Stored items
▬▬▬

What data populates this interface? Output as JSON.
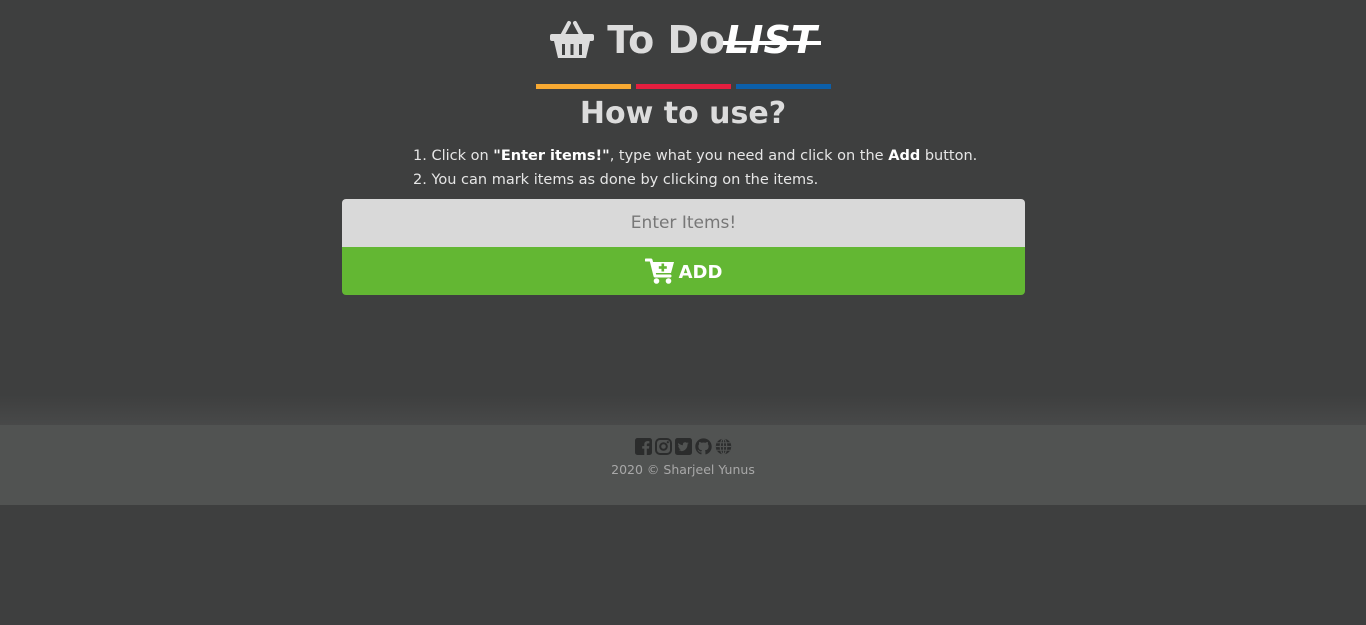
{
  "header": {
    "title_main": "To Do",
    "title_struck": "LIST",
    "icon": "basket-icon",
    "bar_colors": [
      "#f7a932",
      "#e51e3f",
      "#0c5fa9"
    ]
  },
  "help": {
    "heading": "How to use?",
    "step1": {
      "number": "1.",
      "prefix": "Click on",
      "target": "\"Enter items!\"",
      "middle": ", type what you need and click on the",
      "button_name": "Add",
      "suffix": "button."
    },
    "step2": {
      "number": "2.",
      "text": "You can mark items as done by clicking on the items."
    }
  },
  "form": {
    "input_placeholder": "Enter Items!",
    "input_value": "",
    "add_label": "ADD",
    "add_icon": "cart-plus-icon",
    "add_color": "#63b733"
  },
  "footer": {
    "social": [
      "facebook-icon",
      "instagram-icon",
      "twitter-icon",
      "github-icon",
      "globe-icon"
    ],
    "copyright": "2020 © Sharjeel Yunus"
  },
  "colors": {
    "background": "#3e3f3f",
    "footer_background": "#515352",
    "input_background": "#d9d9d9"
  }
}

▬▬▬

● AIM OF THE TASK
Return the whole listing, word for word, and leave out every picture.

● COMPLETED TASK
What data populates this interface? Output as JSON.
{
  "header": {
    "title_main": "To Do",
    "title_struck": "LIST",
    "icon": "basket-icon",
    "bar_colors": [
      "#f7a932",
      "#e51e3f",
      "#0c5fa9"
    ]
  },
  "help": {
    "heading": "How to use?",
    "step1": {
      "number": "1.",
      "prefix": "Click on",
      "target": "\"Enter items!\"",
      "middle": ", type what you need and click on the",
      "button_name": "Add",
      "suffix": "button."
    },
    "step2": {
      "number": "2.",
      "text": "You can mark items as done by clicking on the items."
    }
  },
  "form": {
    "input_placeholder": "Enter Items!",
    "input_value": "",
    "add_label": "ADD",
    "add_icon": "cart-plus-icon",
    "add_color": "#63b733"
  },
  "footer": {
    "social": [
      "facebook-icon",
      "instagram-icon",
      "twitter-icon",
      "github-icon",
      "globe-icon"
    ],
    "copyright": "2020 © Sharjeel Yunus"
  },
  "colors": {
    "background": "#3e3f3f",
    "footer_background": "#515352",
    "input_background": "#d9d9d9"
  }
}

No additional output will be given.